__Your objective__. Search the listing below for the string "endeksi" and copy every line where it occurs.

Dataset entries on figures
>> begin

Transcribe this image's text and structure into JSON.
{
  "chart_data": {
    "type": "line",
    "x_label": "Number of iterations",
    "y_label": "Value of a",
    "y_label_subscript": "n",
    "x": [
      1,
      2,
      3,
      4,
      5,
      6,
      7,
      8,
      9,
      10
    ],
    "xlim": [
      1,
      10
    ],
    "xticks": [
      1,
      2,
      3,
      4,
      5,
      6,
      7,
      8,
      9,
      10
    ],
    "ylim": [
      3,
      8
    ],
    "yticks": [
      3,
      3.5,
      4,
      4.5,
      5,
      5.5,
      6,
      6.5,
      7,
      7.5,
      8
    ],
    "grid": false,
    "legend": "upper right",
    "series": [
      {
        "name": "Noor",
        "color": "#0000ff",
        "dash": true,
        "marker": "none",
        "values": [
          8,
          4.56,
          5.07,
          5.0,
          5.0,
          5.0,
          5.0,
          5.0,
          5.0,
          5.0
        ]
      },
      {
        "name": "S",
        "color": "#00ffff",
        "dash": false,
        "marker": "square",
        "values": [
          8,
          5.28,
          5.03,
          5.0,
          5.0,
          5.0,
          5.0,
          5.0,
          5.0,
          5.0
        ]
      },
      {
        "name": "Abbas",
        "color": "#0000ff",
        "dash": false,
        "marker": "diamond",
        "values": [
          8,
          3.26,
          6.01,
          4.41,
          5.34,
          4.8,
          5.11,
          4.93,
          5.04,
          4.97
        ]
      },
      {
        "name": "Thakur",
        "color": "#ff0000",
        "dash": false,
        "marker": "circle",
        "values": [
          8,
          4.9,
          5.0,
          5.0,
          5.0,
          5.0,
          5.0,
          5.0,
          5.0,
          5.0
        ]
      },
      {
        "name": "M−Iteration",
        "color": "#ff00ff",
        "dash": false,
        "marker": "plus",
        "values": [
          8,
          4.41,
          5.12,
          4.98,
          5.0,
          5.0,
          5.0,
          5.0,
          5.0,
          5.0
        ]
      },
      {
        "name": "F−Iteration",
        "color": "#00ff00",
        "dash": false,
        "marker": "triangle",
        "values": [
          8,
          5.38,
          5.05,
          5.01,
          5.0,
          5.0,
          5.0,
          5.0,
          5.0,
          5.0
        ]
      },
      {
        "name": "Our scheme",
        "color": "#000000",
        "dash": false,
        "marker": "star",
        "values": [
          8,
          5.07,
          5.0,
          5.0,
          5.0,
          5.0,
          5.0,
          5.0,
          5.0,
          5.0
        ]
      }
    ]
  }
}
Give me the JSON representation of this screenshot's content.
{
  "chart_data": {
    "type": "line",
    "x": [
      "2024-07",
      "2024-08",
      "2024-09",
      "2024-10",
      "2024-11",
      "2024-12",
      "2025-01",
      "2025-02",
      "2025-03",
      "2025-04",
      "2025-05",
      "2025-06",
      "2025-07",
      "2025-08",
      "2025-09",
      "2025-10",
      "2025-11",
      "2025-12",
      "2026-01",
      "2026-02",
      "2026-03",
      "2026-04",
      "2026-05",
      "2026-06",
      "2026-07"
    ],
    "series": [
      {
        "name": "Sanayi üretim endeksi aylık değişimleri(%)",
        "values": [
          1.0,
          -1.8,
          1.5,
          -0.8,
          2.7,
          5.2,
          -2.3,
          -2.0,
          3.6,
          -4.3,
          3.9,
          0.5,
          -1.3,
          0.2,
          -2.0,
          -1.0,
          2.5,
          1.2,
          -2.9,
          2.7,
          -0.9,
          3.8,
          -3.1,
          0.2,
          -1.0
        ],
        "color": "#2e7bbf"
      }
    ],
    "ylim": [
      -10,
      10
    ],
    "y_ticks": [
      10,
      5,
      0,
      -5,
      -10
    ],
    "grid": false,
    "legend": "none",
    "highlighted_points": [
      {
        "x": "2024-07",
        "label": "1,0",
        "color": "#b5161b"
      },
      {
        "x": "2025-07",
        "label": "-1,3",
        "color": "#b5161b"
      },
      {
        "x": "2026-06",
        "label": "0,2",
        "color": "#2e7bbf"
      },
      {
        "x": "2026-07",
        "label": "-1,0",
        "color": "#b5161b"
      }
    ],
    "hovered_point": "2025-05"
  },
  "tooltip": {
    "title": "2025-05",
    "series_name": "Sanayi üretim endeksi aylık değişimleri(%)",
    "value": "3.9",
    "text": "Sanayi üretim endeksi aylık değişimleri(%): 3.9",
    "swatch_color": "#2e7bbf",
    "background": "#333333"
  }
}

>> end

__Exercise output__.
        "name": "Sanayi üretim endeksi aylık değişimleri(%)",
    "series_name": "Sanayi üretim endeksi aylık değişimleri(%)",
    "text": "Sanayi üretim endeksi aylık değişimleri(%): 3.9",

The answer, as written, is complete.